## Exercise requirements
Set out every line of the listing below as a numbered list, leaving out any blank lines.

Dataset excerpt

★ ★ ★ ★

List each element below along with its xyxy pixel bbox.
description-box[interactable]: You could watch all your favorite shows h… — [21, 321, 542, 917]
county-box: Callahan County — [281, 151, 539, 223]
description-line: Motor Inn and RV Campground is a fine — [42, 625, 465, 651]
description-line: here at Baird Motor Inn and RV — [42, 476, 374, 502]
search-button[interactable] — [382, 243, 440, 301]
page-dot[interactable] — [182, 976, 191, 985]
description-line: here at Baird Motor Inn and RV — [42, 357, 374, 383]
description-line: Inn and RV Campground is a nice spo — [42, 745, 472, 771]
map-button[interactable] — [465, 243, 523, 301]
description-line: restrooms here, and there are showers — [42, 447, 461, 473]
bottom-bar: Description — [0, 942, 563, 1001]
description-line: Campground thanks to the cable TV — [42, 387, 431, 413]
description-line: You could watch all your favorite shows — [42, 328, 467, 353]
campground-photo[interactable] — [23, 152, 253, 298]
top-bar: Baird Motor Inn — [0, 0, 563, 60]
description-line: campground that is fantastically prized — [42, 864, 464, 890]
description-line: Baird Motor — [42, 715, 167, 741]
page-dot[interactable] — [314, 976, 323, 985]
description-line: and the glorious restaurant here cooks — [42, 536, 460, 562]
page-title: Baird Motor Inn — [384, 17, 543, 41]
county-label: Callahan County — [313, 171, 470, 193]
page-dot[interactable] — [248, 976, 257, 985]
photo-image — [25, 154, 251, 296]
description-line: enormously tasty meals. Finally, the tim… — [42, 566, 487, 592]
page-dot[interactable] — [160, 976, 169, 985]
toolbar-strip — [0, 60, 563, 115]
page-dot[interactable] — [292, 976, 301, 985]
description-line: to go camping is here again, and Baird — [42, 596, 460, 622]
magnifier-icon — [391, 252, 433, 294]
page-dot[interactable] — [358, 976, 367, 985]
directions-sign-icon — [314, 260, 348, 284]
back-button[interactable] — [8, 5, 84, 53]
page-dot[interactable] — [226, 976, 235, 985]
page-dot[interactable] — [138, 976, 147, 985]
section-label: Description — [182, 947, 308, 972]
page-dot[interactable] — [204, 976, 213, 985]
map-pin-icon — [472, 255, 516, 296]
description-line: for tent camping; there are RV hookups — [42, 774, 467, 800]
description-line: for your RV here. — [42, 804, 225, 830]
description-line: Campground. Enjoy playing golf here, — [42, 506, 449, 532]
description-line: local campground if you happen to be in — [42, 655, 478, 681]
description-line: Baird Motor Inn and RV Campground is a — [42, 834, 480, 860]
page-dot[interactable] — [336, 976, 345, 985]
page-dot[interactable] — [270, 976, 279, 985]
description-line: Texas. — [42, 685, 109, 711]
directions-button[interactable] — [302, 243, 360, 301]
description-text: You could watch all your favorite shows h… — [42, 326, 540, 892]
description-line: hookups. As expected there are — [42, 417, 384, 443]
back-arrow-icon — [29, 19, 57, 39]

★ ★ ★ ★

## Result
1. List each element below along with its xyxy pixel bbox.
2. description-box[interactable]: You could watch all your favorite shows h… — [21, 321, 542, 917]
3. county-box: Callahan County — [281, 151, 539, 223]
4. description-line: Motor Inn and RV Campground is a fine — [42, 625, 465, 651]
5. description-line: here at Baird Motor Inn and RV — [42, 476, 374, 502]
6. search-button[interactable] — [382, 243, 440, 301]
7. page-dot[interactable] — [182, 976, 191, 985]
8. description-line: here at Baird Motor Inn and RV — [42, 357, 374, 383]
9. description-line: Inn and RV Campground is a nice spo — [42, 745, 472, 771]
10. map-button[interactable] — [465, 243, 523, 301]
11. description-line: restrooms here, and there are showers — [42, 447, 461, 473]
12. bottom-bar: Description — [0, 942, 563, 1001]
13. description-line: Campground thanks to the cable TV — [42, 387, 431, 413]
14. description-line: You could watch all your favorite shows — [42, 328, 467, 353]
15. campground-photo[interactable] — [23, 152, 253, 298]
16. top-bar: Baird Motor Inn — [0, 0, 563, 60]
17. description-line: campground that is fantastically prized — [42, 864, 464, 890]
18. description-line: Baird Motor — [42, 715, 167, 741]
19. page-dot[interactable] — [314, 976, 323, 985]
20. description-line: and the glorious restaurant here cooks — [42, 536, 460, 562]
21. page-title: Baird Motor Inn — [384, 17, 543, 41]
22. county-label: Callahan County — [313, 171, 470, 193]
23. page-dot[interactable] — [248, 976, 257, 985]
24. photo-image — [25, 154, 251, 296]
25. description-line: enormously tasty meals. Finally, the tim… — [42, 566, 487, 592]
26. page-dot[interactable] — [160, 976, 169, 985]
27. toolbar-strip — [0, 60, 563, 115]
28. page-dot[interactable] — [292, 976, 301, 985]
29. description-line: to go camping is here again, and Baird — [42, 596, 460, 622]
30. magnifier-icon — [391, 252, 433, 294]
31. page-dot[interactable] — [358, 976, 367, 985]
32. directions-sign-icon — [314, 260, 348, 284]
33. back-button[interactable] — [8, 5, 84, 53]
34. page-dot[interactable] — [226, 976, 235, 985]
35. page-dot[interactable] — [138, 976, 147, 985]
36. section-label: Description — [182, 947, 308, 972]
37. page-dot[interactable] — [204, 976, 213, 985]
38. map-pin-icon — [472, 255, 516, 296]
39. description-line: for tent camping; there are RV hookups — [42, 774, 467, 800]
40. description-line: for your RV here. — [42, 804, 225, 830]
41. description-line: Campground. Enjoy playing golf here, — [42, 506, 449, 532]
42. description-line: local campground if you happen to be in — [42, 655, 478, 681]
43. description-line: Baird Motor Inn and RV Campground is a — [42, 834, 480, 860]
44. page-dot[interactable] — [336, 976, 345, 985]
45. page-dot[interactable] — [270, 976, 279, 985]
46. description-line: Texas. — [42, 685, 109, 711]
47. directions-button[interactable] — [302, 243, 360, 301]
48. description-text: You could watch all your favorite shows h… — [42, 326, 540, 892]
49. description-line: hookups. As expected there are — [42, 417, 384, 443]
50. back-arrow-icon — [29, 19, 57, 39]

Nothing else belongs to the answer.